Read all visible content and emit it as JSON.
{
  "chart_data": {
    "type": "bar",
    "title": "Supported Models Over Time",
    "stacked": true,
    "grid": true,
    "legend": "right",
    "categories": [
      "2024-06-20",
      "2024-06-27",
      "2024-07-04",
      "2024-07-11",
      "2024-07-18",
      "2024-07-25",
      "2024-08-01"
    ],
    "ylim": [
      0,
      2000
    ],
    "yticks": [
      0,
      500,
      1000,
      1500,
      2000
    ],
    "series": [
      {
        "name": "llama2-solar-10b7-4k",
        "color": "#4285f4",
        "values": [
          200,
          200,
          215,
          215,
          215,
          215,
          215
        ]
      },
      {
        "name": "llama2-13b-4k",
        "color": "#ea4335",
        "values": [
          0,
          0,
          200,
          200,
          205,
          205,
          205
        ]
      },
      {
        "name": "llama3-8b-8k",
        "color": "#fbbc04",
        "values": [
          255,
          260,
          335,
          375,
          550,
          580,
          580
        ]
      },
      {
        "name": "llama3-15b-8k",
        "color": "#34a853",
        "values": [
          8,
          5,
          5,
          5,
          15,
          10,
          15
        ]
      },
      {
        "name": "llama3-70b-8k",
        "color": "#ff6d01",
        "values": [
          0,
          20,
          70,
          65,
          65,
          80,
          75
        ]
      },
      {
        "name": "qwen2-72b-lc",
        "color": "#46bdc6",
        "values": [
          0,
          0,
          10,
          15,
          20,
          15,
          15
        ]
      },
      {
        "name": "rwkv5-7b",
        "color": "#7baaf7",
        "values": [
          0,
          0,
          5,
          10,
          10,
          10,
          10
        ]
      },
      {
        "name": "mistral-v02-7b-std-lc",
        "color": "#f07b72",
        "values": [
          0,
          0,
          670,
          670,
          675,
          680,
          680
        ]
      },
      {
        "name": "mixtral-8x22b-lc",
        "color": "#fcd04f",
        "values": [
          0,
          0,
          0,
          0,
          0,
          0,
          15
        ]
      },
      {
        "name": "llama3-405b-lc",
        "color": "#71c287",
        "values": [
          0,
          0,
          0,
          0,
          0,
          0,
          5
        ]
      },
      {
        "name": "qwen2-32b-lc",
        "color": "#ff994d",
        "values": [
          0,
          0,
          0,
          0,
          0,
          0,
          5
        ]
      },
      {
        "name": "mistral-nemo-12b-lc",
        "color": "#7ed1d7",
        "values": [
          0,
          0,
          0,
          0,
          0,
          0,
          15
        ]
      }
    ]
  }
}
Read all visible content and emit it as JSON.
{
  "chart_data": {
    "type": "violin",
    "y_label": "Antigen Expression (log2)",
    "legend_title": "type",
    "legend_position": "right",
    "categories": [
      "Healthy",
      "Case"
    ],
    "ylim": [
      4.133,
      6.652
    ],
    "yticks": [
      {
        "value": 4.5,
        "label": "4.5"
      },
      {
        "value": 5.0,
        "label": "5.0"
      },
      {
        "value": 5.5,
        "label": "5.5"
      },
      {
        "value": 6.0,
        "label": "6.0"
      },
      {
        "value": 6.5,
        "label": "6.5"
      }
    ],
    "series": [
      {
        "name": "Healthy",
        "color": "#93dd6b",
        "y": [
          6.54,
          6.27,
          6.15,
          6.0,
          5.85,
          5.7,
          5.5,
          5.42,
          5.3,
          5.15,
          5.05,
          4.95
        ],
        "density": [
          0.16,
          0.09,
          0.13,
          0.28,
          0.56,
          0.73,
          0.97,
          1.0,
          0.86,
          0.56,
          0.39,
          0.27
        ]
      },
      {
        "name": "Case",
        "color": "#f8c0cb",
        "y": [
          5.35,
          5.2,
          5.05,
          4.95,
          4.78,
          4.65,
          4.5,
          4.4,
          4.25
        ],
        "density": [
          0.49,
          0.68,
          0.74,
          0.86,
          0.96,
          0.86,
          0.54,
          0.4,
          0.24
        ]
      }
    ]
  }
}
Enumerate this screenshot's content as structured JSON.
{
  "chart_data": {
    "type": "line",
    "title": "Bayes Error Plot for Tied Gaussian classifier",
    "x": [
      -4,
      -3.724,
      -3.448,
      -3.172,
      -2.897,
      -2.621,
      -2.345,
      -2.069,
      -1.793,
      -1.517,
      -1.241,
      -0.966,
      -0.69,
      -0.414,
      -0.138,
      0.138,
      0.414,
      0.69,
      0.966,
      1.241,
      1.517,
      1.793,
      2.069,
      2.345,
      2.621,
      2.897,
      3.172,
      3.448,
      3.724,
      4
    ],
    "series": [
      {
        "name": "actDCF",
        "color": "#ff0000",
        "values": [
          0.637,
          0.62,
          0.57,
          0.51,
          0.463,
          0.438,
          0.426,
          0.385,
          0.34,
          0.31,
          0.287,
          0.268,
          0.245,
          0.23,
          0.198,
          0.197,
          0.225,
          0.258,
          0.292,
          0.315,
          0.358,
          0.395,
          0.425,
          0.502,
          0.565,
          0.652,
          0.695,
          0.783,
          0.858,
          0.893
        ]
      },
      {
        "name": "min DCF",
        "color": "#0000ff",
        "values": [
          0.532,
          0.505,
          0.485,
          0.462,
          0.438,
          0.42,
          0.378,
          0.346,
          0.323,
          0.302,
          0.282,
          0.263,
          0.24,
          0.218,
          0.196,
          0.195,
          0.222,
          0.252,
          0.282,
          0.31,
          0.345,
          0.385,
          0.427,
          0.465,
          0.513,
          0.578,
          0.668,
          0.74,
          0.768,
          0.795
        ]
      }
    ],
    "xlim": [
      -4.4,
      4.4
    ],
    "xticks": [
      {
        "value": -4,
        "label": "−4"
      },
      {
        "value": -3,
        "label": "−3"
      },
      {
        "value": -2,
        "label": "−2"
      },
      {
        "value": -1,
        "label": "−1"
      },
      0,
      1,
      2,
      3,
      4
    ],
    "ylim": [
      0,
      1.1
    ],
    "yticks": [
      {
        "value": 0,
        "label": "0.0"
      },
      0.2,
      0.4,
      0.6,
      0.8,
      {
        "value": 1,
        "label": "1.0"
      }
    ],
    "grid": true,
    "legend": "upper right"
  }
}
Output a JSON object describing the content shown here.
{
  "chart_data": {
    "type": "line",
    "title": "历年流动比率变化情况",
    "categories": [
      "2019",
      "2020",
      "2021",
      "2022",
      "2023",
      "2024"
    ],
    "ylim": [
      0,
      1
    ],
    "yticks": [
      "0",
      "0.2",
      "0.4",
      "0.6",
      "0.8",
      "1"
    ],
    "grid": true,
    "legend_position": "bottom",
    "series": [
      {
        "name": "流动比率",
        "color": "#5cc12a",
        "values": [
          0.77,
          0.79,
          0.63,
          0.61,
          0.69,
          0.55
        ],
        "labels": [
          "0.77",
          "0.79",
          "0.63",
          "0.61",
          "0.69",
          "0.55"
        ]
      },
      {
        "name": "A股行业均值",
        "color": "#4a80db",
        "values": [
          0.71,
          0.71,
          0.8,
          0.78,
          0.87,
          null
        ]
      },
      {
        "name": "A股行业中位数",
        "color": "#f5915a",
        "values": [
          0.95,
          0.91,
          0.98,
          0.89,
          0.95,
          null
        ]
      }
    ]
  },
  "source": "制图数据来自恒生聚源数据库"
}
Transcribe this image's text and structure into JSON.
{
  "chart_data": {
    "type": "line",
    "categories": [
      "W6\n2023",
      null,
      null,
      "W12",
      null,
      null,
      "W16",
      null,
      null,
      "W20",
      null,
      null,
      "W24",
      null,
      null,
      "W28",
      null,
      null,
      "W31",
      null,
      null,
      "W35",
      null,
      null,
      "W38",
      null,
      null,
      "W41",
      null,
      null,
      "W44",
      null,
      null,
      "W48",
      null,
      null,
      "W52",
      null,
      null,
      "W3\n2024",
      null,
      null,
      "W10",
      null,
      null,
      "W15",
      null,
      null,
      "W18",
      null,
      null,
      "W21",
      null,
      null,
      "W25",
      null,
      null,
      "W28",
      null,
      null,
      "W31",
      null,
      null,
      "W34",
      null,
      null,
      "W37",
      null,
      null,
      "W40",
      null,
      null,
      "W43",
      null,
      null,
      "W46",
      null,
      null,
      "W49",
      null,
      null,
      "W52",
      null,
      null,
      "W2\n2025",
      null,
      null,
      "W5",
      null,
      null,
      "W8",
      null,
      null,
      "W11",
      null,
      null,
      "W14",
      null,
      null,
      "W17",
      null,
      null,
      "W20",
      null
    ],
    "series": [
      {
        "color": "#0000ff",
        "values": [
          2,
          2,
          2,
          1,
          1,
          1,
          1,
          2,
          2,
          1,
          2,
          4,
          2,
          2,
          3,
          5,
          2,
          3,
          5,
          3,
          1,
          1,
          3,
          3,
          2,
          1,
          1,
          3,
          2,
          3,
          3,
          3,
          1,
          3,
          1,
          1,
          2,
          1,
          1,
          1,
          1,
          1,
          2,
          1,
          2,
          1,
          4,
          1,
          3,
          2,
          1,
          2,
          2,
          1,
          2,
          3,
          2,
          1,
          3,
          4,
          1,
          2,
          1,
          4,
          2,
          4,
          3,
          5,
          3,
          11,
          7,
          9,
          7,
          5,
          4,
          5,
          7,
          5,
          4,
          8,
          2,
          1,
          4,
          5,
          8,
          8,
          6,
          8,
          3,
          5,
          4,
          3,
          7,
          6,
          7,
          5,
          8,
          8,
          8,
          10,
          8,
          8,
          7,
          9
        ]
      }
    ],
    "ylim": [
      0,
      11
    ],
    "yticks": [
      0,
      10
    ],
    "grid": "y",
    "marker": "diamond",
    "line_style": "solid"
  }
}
++++++++++
Pull every line containing the word "mistral" out of the entries above.

        "name": "mistral-v02-7b-std-lc",
        "name": "mistral-nemo-12b-lc",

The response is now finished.